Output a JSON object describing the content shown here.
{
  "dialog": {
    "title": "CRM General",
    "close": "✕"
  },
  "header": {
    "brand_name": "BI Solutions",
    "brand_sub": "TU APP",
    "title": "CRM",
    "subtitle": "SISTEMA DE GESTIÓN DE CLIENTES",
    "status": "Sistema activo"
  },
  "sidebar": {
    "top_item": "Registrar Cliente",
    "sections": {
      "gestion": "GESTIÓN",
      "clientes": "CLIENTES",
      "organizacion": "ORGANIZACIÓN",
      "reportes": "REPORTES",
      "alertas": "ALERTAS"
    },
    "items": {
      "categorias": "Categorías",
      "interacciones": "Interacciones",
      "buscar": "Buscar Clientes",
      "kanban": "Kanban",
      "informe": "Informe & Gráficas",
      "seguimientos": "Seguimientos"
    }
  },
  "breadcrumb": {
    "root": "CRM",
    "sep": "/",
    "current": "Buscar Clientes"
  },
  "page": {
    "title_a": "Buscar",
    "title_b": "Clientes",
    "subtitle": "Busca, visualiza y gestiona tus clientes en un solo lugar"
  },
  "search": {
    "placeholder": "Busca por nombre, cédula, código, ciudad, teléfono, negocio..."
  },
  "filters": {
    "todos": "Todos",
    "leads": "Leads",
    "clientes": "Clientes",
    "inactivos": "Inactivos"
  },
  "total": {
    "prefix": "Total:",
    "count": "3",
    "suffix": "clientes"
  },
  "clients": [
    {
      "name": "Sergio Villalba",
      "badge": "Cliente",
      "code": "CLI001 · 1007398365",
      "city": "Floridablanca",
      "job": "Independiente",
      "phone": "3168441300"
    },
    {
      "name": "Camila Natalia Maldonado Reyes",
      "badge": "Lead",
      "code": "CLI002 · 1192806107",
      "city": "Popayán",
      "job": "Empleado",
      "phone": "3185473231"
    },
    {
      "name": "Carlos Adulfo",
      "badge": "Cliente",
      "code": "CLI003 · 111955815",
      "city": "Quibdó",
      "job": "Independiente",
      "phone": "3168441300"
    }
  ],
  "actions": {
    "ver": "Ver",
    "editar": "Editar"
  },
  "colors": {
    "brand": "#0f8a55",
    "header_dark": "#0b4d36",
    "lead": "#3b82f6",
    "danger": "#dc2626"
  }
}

################

- _WHAT THE TASK REQUIRES_
Each line of the listing should be copied exactly.

- _THE OUTPUT_
Output a JSON object describing the content shown here.
{
  "dialog": {
    "title": "CRM General",
    "close": "✕"
  },
  "header": {
    "brand_name": "BI Solutions",
    "brand_sub": "TU APP",
    "title": "CRM",
    "subtitle": "SISTEMA DE GESTIÓN DE CLIENTES",
    "status": "Sistema activo"
  },
  "sidebar": {
    "top_item": "Registrar Cliente",
    "sections": {
      "gestion": "GESTIÓN",
      "clientes": "CLIENTES",
      "organizacion": "ORGANIZACIÓN",
      "reportes": "REPORTES",
      "alertas": "ALERTAS"
    },
    "items": {
      "categorias": "Categorías",
      "interacciones": "Interacciones",
      "buscar": "Buscar Clientes",
      "kanban": "Kanban",
      "informe": "Informe & Gráficas",
      "seguimientos": "Seguimientos"
    }
  },
  "breadcrumb": {
    "root": "CRM",
    "sep": "/",
    "current": "Buscar Clientes"
  },
  "page": {
    "title_a": "Buscar",
    "title_b": "Clientes",
    "subtitle": "Busca, visualiza y gestiona tus clientes en un solo lugar"
  },
  "search": {
    "placeholder": "Busca por nombre, cédula, código, ciudad, teléfono, negocio..."
  },
  "filters": {
    "todos": "Todos",
    "leads": "Leads",
    "clientes": "Clientes",
    "inactivos": "Inactivos"
  },
  "total": {
    "prefix": "Total:",
    "count": "3",
    "suffix": "clientes"
  },
  "clients": [
    {
      "name": "Sergio Villalba",
      "badge": "Cliente",
      "code": "CLI001 · 1007398365",
      "city": "Floridablanca",
      "job": "Independiente",
      "phone": "3168441300"
    },
    {
      "name": "Camila Natalia Maldonado Reyes",
      "badge": "Lead",
      "code": "CLI002 · 1192806107",
      "city": "Popayán",
      "job": "Empleado",
      "phone": "3185473231"
    },
    {
      "name": "Carlos Adulfo",
      "badge": "Cliente",
      "code": "CLI003 · 111955815",
      "city": "Quibdó",
      "job": "Independiente",
      "phone": "3168441300"
    }
  ],
  "actions": {
    "ver": "Ver",
    "editar": "Editar"
  },
  "colors": {
    "brand": "#0f8a55",
    "header_dark": "#0b4d36",
    "lead": "#3b82f6",
    "danger": "#dc2626"
  }
}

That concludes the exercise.